» **EXERCISE GOAL**: Gather up every line from the entries below that uses the word "start".

» **RECORDS FOR THE EXERCISE**:
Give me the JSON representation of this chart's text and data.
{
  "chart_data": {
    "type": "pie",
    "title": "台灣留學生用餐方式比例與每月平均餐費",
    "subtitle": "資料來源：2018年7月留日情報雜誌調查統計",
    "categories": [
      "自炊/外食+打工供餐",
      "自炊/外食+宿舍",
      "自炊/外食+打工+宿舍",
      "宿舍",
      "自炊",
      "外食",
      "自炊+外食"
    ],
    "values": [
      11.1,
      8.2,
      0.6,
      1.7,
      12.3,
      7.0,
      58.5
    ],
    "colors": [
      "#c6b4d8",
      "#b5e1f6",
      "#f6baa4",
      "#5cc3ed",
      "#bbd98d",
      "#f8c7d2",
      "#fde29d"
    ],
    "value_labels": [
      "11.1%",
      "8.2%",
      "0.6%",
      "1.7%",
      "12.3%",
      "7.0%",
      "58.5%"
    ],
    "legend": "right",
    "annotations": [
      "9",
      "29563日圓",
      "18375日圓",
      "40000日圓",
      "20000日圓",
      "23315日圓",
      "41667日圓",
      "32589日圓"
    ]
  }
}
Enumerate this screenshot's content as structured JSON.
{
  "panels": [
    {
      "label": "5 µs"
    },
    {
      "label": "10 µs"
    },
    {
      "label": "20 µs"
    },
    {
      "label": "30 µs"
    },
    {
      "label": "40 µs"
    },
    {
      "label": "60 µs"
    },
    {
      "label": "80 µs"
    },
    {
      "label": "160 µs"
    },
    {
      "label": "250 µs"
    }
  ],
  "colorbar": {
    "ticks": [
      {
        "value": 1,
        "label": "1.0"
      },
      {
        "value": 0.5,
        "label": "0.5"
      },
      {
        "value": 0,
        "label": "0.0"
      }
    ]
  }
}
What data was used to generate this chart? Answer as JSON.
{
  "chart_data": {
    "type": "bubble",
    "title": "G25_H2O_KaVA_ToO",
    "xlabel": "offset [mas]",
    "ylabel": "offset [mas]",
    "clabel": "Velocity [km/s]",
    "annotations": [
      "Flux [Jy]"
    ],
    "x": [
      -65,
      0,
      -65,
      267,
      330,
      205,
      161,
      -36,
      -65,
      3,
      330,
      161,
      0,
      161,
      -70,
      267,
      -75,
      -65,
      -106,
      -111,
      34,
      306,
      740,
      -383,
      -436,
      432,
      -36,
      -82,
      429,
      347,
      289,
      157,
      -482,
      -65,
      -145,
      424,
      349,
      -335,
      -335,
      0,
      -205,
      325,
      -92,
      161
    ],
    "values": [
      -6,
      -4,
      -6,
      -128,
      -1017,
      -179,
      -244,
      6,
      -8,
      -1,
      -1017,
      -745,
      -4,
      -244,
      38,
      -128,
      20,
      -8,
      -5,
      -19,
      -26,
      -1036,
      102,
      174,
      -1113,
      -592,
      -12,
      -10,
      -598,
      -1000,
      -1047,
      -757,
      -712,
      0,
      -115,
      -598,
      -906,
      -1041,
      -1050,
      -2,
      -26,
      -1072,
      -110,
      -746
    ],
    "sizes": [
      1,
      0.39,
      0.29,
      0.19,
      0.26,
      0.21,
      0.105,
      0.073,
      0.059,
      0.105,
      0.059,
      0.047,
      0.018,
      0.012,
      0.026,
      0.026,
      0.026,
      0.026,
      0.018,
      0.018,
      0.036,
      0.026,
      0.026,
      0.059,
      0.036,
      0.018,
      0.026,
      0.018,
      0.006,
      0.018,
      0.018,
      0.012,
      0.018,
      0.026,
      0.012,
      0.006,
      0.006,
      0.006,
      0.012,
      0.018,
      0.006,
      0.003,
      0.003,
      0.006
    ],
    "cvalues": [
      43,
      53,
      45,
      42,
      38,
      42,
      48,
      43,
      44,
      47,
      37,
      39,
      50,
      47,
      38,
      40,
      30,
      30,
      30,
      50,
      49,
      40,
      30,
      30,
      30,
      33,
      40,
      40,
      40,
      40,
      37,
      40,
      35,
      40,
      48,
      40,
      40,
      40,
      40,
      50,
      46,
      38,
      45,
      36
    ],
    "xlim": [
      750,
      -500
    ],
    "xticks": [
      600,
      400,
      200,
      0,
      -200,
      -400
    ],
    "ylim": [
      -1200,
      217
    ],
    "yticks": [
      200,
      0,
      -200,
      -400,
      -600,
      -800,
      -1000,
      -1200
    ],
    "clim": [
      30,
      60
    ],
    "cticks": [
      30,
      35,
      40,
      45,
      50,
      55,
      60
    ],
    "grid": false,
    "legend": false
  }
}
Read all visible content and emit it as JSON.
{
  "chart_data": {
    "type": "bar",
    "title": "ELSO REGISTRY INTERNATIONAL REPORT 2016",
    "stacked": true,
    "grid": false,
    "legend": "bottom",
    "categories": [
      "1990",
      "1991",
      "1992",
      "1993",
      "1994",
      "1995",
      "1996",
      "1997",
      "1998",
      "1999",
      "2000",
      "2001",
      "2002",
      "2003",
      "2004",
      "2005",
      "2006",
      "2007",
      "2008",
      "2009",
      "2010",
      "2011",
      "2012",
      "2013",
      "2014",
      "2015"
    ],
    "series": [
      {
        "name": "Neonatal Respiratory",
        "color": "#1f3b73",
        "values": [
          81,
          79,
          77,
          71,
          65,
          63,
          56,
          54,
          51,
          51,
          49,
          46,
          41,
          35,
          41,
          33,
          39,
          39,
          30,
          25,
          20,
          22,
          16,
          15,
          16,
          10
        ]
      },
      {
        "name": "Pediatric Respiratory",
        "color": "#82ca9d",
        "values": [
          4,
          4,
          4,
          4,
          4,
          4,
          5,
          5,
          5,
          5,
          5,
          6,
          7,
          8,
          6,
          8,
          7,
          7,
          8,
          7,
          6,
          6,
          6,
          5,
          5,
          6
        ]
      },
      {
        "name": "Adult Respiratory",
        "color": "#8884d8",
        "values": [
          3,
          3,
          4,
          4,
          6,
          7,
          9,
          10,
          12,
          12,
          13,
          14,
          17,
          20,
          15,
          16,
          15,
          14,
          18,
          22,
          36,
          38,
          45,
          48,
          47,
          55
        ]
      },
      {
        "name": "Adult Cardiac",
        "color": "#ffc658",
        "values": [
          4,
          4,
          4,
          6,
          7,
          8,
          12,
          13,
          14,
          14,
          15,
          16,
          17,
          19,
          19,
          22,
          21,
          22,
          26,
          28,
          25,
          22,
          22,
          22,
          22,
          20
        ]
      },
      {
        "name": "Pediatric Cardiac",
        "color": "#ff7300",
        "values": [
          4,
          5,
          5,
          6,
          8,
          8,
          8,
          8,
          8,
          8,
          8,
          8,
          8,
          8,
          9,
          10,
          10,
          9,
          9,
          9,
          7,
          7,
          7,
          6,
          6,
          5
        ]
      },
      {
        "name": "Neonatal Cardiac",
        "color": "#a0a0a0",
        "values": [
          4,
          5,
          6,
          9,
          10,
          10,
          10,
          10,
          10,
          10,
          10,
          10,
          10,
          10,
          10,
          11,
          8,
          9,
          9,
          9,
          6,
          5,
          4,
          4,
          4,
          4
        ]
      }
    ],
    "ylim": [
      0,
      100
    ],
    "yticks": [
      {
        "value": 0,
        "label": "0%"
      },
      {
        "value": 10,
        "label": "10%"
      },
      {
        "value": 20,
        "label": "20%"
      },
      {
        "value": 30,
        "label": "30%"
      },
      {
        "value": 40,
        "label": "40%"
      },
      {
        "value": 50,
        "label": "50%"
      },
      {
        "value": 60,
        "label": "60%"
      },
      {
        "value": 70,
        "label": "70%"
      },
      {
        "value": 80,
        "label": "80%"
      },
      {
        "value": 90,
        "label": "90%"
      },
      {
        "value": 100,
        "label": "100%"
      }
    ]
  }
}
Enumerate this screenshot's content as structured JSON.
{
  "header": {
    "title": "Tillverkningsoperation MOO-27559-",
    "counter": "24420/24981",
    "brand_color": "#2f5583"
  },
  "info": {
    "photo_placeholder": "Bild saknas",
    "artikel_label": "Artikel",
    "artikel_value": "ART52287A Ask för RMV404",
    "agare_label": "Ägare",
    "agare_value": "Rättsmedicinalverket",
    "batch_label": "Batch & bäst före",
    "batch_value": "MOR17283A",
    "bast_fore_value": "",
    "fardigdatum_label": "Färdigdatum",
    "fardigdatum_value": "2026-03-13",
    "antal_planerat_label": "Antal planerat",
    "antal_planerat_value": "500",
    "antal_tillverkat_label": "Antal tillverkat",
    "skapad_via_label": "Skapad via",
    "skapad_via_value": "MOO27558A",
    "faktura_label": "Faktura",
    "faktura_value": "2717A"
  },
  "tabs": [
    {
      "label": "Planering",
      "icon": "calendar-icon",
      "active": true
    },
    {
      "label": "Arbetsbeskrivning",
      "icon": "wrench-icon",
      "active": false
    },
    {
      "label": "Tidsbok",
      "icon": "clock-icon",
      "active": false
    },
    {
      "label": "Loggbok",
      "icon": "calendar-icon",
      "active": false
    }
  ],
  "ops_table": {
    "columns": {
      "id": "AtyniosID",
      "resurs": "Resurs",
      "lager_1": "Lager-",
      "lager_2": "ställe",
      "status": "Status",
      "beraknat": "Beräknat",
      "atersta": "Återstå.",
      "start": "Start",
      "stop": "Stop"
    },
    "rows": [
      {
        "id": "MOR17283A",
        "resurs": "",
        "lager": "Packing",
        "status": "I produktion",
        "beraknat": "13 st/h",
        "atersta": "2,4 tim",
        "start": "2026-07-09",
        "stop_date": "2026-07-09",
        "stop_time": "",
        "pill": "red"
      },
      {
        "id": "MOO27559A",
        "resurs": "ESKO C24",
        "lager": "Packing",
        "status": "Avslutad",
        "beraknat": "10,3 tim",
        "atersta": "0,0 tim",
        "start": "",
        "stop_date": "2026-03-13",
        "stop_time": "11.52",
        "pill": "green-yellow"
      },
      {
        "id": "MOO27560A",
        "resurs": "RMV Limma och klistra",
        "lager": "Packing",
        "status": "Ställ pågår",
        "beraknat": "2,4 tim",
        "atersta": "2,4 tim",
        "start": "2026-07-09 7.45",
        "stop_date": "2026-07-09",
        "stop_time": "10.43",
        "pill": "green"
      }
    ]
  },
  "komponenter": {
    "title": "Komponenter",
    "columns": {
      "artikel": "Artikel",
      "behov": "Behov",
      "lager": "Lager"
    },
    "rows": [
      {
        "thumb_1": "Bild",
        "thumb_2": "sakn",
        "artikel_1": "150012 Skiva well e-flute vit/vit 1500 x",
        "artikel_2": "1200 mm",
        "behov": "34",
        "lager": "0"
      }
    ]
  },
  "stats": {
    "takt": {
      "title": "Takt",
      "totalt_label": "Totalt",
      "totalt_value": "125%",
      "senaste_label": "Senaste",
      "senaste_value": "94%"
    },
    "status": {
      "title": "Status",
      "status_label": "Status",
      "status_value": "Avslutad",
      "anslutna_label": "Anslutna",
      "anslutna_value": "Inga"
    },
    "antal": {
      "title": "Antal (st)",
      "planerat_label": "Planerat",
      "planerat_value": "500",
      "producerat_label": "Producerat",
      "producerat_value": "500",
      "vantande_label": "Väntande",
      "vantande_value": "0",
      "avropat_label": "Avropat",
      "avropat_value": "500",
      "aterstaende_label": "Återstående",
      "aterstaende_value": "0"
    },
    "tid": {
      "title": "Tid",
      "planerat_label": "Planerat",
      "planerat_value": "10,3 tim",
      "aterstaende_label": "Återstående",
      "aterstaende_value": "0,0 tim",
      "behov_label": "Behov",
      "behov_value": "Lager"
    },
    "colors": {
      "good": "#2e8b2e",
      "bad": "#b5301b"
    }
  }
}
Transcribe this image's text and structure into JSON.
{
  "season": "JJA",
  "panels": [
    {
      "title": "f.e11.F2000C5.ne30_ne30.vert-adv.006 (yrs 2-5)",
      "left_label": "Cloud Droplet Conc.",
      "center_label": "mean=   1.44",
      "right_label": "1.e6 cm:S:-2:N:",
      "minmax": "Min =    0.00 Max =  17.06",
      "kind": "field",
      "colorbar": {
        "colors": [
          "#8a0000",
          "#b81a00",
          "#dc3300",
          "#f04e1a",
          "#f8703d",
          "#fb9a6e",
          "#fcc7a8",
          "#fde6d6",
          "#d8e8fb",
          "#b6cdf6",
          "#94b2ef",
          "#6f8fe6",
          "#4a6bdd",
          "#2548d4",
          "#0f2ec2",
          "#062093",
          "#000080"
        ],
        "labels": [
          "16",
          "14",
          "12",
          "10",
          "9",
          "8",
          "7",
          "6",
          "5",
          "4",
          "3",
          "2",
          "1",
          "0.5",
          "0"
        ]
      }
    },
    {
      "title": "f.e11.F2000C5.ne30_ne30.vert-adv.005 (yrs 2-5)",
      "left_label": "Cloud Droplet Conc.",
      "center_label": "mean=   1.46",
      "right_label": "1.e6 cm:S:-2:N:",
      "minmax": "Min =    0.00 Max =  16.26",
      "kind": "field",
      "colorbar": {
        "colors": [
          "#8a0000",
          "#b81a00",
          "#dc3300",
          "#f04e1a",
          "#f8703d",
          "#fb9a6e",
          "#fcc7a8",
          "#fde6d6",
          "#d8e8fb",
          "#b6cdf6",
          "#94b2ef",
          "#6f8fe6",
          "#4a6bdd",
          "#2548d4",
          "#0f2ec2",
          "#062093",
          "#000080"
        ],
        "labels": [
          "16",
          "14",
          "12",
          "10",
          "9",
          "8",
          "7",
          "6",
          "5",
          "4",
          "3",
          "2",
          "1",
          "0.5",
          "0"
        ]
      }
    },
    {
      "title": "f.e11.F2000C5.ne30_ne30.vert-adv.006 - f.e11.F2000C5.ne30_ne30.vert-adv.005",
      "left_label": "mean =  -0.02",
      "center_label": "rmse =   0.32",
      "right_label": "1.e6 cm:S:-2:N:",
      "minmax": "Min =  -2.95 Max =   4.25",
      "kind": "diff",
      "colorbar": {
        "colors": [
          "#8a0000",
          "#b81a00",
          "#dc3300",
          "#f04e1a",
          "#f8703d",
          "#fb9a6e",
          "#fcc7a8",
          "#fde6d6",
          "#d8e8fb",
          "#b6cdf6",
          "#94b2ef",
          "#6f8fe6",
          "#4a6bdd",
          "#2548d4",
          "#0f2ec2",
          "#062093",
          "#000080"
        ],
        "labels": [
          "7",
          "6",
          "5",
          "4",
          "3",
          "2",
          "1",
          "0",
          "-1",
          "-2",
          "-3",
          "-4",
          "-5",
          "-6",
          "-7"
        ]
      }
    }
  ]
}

» **RESPONSE**:
      "start": "Start",
        "start": "2026-07-09",
        "start": "",
        "start": "2026-07-09 7.45",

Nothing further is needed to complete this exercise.